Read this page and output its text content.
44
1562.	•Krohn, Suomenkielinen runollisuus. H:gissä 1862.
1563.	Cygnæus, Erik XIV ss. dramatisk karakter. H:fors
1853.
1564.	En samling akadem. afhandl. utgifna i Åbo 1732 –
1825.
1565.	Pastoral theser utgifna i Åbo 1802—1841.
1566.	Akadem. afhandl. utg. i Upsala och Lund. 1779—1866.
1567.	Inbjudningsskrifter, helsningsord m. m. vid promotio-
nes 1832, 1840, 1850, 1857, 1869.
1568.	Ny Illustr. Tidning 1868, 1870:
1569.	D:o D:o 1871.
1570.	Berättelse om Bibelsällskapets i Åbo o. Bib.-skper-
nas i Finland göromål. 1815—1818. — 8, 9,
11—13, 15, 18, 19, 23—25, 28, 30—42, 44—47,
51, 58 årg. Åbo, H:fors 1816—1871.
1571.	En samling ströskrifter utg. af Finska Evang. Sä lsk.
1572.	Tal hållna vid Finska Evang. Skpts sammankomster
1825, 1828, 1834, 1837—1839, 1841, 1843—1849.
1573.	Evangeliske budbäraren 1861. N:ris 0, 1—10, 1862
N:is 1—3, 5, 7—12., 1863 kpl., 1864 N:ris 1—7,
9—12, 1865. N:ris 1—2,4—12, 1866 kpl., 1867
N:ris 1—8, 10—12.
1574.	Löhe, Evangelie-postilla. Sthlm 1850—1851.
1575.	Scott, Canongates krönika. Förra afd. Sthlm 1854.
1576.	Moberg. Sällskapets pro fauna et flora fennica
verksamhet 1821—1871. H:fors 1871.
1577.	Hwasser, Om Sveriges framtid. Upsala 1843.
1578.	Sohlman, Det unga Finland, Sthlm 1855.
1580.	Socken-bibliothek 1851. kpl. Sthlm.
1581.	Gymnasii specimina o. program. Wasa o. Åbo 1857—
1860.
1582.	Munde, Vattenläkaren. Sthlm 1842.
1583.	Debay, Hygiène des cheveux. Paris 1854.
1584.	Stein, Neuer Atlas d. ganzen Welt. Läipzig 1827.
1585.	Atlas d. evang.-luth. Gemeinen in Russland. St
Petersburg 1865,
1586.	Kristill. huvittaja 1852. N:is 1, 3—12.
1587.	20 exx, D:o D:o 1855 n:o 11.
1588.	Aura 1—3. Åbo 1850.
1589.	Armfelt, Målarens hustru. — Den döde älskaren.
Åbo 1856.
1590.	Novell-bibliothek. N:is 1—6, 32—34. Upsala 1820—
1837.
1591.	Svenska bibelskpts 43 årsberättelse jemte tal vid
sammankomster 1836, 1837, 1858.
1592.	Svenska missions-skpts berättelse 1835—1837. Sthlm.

• STATED TASK: Reproduce every line of the listing above in which the string "Sthlm" appears.

• EXPECTED ANSWER:
1574.	Löhe, Evangelie-postilla. Sthlm 1850—1851.
1575.	Scott, Canongates krönika. Förra afd. Sthlm 1854.
1578.	Sohlman, Det unga Finland, Sthlm 1855.
1580.	Socken-bibliothek 1851. kpl. Sthlm.
1582.	Munde, Vattenläkaren. Sthlm 1842.
1592.	Svenska missions-skpts berättelse 1835—1837. Sthlm.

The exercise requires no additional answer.